Instruction: Each line of the material must be returned exactly.

Listed records:
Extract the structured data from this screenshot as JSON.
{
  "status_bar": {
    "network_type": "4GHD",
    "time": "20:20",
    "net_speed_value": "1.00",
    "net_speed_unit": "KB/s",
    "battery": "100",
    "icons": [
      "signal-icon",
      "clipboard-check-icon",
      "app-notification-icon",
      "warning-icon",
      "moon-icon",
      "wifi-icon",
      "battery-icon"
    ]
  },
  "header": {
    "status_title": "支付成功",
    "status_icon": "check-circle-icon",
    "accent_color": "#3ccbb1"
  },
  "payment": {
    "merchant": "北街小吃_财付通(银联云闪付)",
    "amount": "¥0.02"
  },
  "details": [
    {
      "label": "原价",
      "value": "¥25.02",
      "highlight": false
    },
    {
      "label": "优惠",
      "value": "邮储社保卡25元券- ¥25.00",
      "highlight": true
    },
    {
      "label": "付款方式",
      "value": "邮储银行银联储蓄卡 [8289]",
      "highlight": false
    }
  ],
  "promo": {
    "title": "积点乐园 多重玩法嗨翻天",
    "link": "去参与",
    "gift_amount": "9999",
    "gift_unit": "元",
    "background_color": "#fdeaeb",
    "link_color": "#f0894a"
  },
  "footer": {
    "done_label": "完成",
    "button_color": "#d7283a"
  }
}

Solution to this problem:
Extract the structured data from this screenshot as JSON.
{
  "status_bar": {
    "network_type": "4GHD",
    "time": "20:20",
    "net_speed_value": "1.00",
    "net_speed_unit": "KB/s",
    "battery": "100",
    "icons": [
      "signal-icon",
      "clipboard-check-icon",
      "app-notification-icon",
      "warning-icon",
      "moon-icon",
      "wifi-icon",
      "battery-icon"
    ]
  },
  "header": {
    "status_title": "支付成功",
    "status_icon": "check-circle-icon",
    "accent_color": "#3ccbb1"
  },
  "payment": {
    "merchant": "北街小吃_财付通(银联云闪付)",
    "amount": "¥0.02"
  },
  "details": [
    {
      "label": "原价",
      "value": "¥25.02",
      "highlight": false
    },
    {
      "label": "优惠",
      "value": "邮储社保卡25元券- ¥25.00",
      "highlight": true
    },
    {
      "label": "付款方式",
      "value": "邮储银行银联储蓄卡 [8289]",
      "highlight": false
    }
  ],
  "promo": {
    "title": "积点乐园 多重玩法嗨翻天",
    "link": "去参与",
    "gift_amount": "9999",
    "gift_unit": "元",
    "background_color": "#fdeaeb",
    "link_color": "#f0894a"
  },
  "footer": {
    "done_label": "完成",
    "button_color": "#d7283a"
  }
}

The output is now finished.